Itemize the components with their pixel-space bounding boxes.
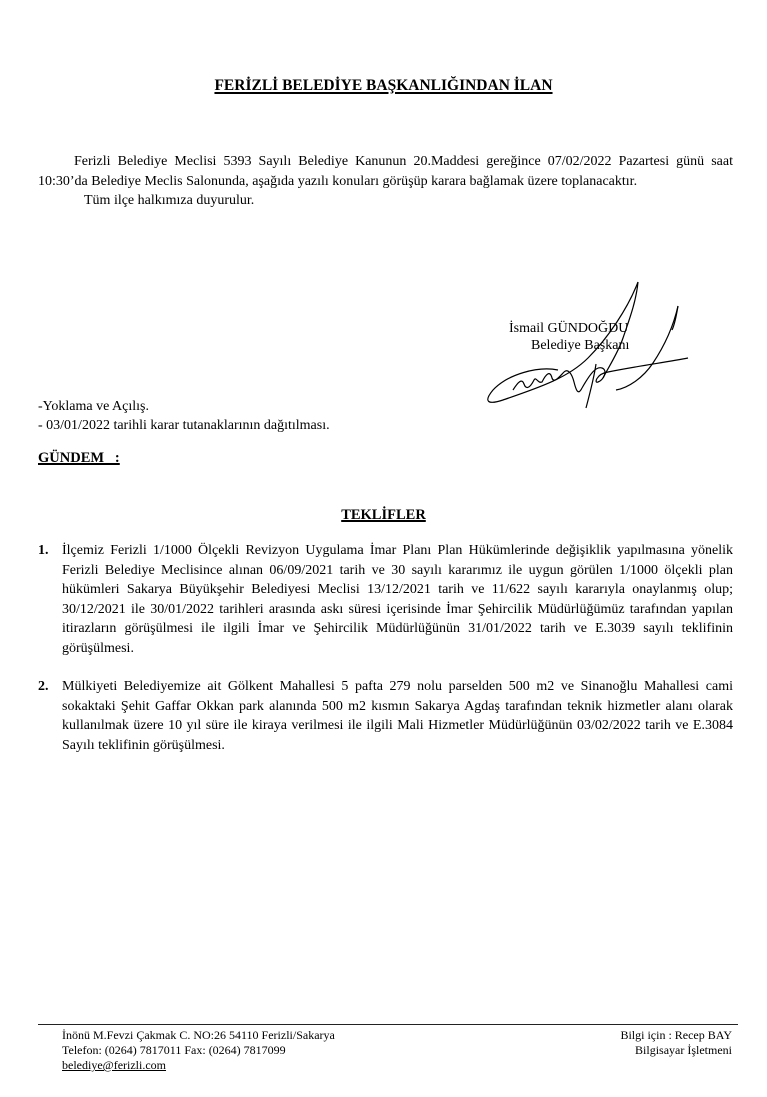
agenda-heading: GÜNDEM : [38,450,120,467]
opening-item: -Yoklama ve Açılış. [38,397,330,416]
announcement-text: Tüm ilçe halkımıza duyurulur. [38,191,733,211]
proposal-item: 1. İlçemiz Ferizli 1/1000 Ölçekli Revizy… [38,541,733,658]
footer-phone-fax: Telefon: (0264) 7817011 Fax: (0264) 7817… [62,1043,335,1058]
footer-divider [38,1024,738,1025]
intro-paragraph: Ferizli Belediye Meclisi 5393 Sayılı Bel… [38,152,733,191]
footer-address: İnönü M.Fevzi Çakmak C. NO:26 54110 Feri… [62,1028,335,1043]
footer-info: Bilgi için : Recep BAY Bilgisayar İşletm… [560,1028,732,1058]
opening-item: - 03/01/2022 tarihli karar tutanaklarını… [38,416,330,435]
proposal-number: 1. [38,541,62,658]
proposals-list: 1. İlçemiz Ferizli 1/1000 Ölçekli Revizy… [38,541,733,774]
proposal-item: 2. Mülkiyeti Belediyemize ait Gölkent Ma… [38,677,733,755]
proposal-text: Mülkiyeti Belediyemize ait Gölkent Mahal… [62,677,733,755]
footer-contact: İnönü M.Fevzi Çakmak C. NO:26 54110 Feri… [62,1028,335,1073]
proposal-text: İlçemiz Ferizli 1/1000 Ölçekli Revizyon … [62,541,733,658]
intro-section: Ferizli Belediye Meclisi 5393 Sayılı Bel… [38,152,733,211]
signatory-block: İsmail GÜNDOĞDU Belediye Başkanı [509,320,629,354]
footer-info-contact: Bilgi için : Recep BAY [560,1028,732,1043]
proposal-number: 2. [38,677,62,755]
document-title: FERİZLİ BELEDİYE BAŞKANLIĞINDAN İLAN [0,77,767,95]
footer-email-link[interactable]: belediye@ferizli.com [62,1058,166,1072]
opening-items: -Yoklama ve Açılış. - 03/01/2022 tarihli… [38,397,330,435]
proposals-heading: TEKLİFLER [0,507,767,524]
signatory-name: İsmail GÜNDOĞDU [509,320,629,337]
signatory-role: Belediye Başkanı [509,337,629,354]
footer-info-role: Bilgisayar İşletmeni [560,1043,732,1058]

________

▶ PROBLEM DESCRIPTION:
Can you give all the lines above again with every "proposal-text" changed to "proposal-body" and nothing else altered, leaving out the picture?

▶ FULL OUTPUT:
Itemize the components with their pixel-space bounding boxes.
agenda-heading: GÜNDEM : [38,450,120,467]
opening-item: -Yoklama ve Açılış. [38,397,330,416]
announcement-text: Tüm ilçe halkımıza duyurulur. [38,191,733,211]
proposal-item: 1. İlçemiz Ferizli 1/1000 Ölçekli Revizy… [38,541,733,658]
footer-phone-fax: Telefon: (0264) 7817011 Fax: (0264) 7817… [62,1043,335,1058]
footer-divider [38,1024,738,1025]
intro-paragraph: Ferizli Belediye Meclisi 5393 Sayılı Bel… [38,152,733,191]
footer-address: İnönü M.Fevzi Çakmak C. NO:26 54110 Feri… [62,1028,335,1043]
footer-info: Bilgi için : Recep BAY Bilgisayar İşletm… [560,1028,732,1058]
opening-item: - 03/01/2022 tarihli karar tutanaklarını… [38,416,330,435]
proposal-number: 1. [38,541,62,658]
proposals-list: 1. İlçemiz Ferizli 1/1000 Ölçekli Revizy… [38,541,733,774]
proposal-item: 2. Mülkiyeti Belediyemize ait Gölkent Ma… [38,677,733,755]
proposal-body: Mülkiyeti Belediyemize ait Gölkent Mahal… [62,677,733,755]
footer-contact: İnönü M.Fevzi Çakmak C. NO:26 54110 Feri… [62,1028,335,1073]
proposal-body: İlçemiz Ferizli 1/1000 Ölçekli Revizyon … [62,541,733,658]
intro-section: Ferizli Belediye Meclisi 5393 Sayılı Bel… [38,152,733,211]
signatory-block: İsmail GÜNDOĞDU Belediye Başkanı [509,320,629,354]
footer-info-contact: Bilgi için : Recep BAY [560,1028,732,1043]
proposal-number: 2. [38,677,62,755]
document-title: FERİZLİ BELEDİYE BAŞKANLIĞINDAN İLAN [0,77,767,95]
footer-email-link[interactable]: belediye@ferizli.com [62,1058,166,1072]
opening-items: -Yoklama ve Açılış. - 03/01/2022 tarihli… [38,397,330,435]
proposals-heading: TEKLİFLER [0,507,767,524]
signatory-name: İsmail GÜNDOĞDU [509,320,629,337]
signatory-role: Belediye Başkanı [509,337,629,354]
footer-info-role: Bilgisayar İşletmeni [560,1043,732,1058]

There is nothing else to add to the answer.